— Start RECORDS SHOWN —
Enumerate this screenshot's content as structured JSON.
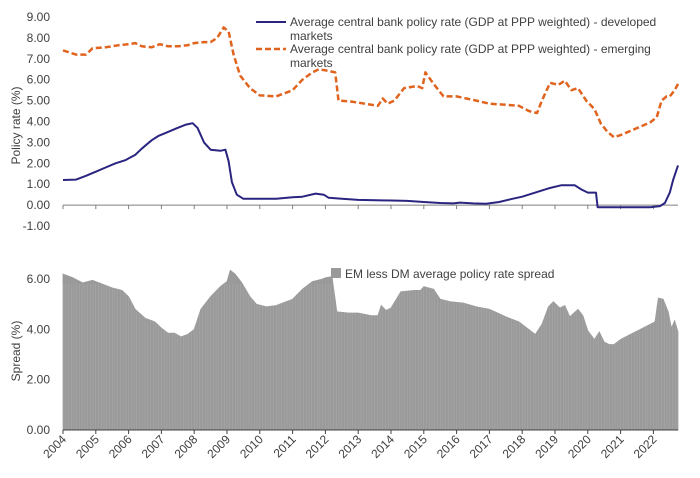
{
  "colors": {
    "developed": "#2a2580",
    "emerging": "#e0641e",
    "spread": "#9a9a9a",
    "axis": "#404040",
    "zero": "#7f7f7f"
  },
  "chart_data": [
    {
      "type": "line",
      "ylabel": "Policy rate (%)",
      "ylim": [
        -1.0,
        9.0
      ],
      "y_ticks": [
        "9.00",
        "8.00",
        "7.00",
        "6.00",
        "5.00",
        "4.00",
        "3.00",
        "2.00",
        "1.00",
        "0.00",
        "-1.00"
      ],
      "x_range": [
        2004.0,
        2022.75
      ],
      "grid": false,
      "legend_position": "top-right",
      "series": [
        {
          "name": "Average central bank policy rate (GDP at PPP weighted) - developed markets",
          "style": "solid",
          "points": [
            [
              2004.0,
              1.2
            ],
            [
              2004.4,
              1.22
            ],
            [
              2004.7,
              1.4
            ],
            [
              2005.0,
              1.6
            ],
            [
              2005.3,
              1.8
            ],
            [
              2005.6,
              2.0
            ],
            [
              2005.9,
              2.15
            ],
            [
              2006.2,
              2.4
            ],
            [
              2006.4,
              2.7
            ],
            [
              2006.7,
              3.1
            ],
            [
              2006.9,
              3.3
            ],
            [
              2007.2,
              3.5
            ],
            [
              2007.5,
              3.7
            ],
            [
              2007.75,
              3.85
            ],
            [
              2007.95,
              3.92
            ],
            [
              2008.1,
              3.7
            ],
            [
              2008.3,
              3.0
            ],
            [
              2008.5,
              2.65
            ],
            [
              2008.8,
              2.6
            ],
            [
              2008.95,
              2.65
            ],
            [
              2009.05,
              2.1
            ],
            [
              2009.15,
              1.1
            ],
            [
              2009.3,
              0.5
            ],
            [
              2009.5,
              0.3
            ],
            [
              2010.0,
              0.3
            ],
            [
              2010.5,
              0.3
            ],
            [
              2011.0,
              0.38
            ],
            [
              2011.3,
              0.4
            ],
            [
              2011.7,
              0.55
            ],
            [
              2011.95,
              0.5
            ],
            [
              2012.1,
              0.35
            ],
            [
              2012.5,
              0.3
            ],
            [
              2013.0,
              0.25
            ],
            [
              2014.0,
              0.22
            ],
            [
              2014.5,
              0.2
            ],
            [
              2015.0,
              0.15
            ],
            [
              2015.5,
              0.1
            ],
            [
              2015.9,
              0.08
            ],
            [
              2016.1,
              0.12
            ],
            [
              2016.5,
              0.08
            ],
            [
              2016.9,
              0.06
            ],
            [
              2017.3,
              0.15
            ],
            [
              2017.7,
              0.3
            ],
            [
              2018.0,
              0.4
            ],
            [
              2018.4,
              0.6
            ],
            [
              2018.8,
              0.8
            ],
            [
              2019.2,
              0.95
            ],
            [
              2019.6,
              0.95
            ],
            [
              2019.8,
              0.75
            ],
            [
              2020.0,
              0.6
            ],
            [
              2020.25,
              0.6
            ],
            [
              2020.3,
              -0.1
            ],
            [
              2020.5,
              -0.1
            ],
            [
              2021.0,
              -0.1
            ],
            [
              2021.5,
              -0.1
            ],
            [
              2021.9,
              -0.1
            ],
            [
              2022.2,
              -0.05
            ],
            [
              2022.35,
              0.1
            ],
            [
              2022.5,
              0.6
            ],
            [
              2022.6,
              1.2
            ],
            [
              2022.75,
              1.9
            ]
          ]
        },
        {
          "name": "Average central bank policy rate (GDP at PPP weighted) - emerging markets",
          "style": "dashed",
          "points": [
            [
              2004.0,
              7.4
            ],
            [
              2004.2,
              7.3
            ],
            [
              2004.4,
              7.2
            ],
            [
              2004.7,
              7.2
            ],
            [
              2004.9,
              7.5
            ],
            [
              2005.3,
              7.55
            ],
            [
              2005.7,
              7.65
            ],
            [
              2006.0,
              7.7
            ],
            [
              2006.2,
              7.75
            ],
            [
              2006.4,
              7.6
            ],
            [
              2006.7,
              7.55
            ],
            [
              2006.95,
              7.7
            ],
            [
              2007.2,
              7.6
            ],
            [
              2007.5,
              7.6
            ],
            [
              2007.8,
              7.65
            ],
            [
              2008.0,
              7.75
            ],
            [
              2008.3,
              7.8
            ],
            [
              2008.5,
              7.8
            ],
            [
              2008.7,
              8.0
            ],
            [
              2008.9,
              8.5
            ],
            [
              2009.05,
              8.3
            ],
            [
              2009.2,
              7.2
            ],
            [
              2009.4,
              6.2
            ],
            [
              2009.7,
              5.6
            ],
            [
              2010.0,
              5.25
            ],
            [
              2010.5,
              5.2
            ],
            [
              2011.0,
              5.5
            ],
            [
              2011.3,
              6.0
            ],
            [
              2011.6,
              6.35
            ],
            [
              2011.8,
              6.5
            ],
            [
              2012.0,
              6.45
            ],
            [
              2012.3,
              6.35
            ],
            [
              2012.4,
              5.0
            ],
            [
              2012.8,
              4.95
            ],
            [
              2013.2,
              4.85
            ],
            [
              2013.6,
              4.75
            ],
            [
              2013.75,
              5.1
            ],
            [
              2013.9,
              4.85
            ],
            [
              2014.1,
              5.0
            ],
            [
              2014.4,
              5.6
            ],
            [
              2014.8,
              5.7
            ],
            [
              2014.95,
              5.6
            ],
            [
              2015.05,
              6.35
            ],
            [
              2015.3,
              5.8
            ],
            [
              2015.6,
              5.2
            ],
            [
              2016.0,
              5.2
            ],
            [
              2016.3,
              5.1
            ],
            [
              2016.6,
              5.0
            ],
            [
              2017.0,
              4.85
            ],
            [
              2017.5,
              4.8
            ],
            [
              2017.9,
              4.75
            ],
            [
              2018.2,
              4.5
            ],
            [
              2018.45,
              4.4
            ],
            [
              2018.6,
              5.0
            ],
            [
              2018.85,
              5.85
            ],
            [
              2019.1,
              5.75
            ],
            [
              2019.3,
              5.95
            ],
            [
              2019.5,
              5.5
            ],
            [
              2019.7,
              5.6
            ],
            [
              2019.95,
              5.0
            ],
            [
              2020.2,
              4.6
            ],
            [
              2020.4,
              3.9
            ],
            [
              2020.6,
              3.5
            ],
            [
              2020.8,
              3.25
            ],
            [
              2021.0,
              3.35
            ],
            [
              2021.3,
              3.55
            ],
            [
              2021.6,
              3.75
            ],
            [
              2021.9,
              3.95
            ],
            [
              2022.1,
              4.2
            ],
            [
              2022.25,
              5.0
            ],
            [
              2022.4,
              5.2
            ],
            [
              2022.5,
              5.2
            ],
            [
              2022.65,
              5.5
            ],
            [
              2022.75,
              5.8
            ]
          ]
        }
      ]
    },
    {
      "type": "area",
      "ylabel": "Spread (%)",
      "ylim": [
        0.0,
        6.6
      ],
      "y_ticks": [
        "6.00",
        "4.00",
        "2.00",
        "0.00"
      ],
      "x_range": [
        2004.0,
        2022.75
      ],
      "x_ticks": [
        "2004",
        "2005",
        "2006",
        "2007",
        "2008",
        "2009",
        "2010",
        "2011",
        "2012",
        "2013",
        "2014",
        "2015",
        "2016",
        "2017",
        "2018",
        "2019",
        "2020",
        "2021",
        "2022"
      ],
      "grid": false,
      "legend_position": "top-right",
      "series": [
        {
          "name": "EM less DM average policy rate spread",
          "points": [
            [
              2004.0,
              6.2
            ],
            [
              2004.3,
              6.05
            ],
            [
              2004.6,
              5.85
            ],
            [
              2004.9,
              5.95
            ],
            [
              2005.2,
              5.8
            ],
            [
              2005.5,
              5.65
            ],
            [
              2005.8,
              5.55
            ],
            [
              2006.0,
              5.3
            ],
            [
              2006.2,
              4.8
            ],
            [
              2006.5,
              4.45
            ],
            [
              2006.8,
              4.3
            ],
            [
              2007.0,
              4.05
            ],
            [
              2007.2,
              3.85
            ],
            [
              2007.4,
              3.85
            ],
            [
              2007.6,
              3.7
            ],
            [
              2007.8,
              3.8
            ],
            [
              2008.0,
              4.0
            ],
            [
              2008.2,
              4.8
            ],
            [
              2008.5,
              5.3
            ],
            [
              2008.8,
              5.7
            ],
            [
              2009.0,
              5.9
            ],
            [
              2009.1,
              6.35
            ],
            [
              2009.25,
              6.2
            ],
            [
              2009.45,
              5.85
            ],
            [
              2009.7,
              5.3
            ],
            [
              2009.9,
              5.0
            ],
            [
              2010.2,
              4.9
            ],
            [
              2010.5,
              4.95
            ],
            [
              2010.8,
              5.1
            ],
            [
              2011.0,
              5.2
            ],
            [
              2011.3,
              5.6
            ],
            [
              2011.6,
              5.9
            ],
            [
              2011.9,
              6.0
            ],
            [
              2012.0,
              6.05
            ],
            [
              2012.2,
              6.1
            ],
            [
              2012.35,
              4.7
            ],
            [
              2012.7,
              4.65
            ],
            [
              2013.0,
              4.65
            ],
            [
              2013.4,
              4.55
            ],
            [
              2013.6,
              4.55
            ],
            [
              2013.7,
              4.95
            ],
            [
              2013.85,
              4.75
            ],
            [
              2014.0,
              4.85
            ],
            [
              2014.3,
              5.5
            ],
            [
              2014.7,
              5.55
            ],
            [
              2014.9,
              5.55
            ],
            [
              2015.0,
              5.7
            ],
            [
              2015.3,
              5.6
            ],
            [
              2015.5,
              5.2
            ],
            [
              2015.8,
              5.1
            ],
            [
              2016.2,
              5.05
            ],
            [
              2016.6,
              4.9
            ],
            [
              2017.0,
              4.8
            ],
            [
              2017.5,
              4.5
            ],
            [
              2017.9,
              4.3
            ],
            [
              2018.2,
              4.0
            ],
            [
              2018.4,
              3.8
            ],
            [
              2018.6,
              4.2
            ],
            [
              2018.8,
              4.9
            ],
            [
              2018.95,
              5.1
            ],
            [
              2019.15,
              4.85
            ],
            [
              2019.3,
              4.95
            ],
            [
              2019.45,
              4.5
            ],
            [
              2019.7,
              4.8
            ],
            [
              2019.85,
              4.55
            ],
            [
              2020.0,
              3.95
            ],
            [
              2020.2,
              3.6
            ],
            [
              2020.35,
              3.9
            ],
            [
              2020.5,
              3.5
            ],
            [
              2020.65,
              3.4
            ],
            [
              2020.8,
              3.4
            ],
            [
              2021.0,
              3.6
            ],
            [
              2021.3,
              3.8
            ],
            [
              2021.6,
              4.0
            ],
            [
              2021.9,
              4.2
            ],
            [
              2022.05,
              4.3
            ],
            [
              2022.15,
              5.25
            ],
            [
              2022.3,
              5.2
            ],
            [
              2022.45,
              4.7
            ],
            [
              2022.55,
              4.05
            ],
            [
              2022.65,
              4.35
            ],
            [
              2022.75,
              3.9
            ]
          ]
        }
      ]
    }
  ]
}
— End RECORDS SHOWN —
— Start RECORDS SHOWN —
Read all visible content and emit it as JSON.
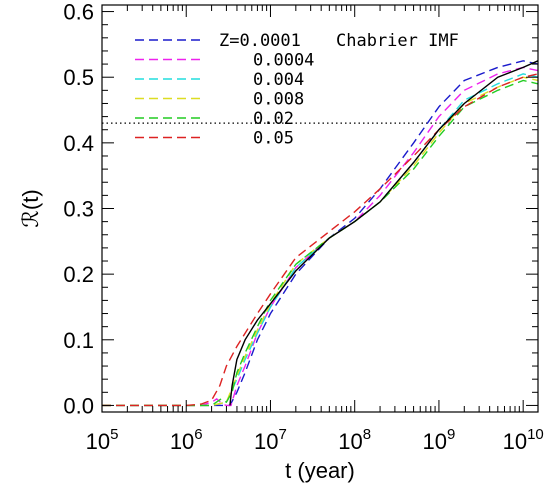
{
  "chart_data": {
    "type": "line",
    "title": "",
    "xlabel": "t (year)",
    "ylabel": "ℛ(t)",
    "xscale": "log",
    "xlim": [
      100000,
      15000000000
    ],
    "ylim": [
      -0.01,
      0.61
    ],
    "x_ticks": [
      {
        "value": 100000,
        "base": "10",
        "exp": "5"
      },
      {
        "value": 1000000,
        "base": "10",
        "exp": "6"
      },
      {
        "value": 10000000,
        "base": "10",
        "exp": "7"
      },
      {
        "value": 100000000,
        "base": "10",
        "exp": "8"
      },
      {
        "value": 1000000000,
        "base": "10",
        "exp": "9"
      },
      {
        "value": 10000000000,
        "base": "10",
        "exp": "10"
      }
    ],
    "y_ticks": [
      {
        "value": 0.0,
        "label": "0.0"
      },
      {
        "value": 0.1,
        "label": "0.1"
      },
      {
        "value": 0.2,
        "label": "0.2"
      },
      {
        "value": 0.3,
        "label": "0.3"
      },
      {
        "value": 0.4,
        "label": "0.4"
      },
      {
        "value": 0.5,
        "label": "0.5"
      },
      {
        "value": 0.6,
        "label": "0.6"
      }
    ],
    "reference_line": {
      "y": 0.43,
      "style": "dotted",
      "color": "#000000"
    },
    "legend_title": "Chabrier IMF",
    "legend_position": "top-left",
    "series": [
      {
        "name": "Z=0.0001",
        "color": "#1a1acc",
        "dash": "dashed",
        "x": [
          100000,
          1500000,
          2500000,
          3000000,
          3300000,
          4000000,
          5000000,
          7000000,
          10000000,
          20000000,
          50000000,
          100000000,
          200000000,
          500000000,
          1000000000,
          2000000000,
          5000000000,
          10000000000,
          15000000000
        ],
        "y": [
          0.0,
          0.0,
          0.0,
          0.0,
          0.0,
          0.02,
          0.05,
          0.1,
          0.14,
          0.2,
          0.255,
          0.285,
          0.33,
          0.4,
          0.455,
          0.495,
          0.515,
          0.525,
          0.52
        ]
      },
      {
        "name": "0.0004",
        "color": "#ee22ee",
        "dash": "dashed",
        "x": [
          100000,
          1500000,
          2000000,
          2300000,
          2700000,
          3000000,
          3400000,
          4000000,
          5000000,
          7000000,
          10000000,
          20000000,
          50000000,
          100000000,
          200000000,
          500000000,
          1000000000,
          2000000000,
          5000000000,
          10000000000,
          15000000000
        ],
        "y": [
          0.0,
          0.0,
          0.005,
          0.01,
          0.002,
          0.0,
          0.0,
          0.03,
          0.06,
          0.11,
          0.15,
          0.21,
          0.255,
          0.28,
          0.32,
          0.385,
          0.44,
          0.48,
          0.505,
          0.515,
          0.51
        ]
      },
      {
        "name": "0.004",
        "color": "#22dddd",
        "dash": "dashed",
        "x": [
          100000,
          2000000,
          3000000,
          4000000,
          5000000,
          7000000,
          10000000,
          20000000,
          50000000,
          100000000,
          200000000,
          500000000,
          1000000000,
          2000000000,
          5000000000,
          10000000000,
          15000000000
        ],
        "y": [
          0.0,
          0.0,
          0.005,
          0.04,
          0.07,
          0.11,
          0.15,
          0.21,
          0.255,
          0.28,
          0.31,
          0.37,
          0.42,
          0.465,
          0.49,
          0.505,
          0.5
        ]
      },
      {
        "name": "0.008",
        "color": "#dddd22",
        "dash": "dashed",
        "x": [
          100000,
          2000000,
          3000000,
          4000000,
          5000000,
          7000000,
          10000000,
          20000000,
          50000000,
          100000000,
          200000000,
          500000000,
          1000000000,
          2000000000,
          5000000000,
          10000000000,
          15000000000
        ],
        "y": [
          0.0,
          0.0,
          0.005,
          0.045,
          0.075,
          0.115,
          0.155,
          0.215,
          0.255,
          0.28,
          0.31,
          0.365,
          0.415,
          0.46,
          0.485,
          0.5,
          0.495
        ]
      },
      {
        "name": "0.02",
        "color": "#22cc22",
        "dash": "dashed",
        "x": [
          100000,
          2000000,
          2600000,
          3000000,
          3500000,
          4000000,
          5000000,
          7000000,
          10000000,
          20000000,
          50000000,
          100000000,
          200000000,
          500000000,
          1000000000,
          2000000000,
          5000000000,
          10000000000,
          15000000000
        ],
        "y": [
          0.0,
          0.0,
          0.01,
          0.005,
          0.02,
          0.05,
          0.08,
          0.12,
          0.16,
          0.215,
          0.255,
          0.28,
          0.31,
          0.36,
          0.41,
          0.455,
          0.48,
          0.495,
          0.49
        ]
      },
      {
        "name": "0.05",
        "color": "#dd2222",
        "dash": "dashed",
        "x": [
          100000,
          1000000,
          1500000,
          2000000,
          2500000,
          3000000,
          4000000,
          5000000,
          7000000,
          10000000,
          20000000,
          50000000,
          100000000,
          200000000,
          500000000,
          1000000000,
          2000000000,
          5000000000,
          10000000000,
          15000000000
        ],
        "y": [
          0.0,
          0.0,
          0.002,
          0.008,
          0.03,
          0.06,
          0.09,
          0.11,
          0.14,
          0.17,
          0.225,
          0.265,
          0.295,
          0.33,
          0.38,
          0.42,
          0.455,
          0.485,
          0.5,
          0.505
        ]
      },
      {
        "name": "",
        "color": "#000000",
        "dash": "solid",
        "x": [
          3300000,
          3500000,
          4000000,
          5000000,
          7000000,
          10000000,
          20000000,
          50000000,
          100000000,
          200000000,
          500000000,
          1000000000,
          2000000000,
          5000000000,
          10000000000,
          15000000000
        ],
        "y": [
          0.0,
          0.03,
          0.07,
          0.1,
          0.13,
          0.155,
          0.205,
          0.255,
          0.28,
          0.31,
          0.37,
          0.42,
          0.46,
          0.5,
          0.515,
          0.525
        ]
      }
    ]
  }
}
— End RECORDS SHOWN —
Report the number of lines above containing the word "JSON", with no other text.

- **THE RESPONSE**
2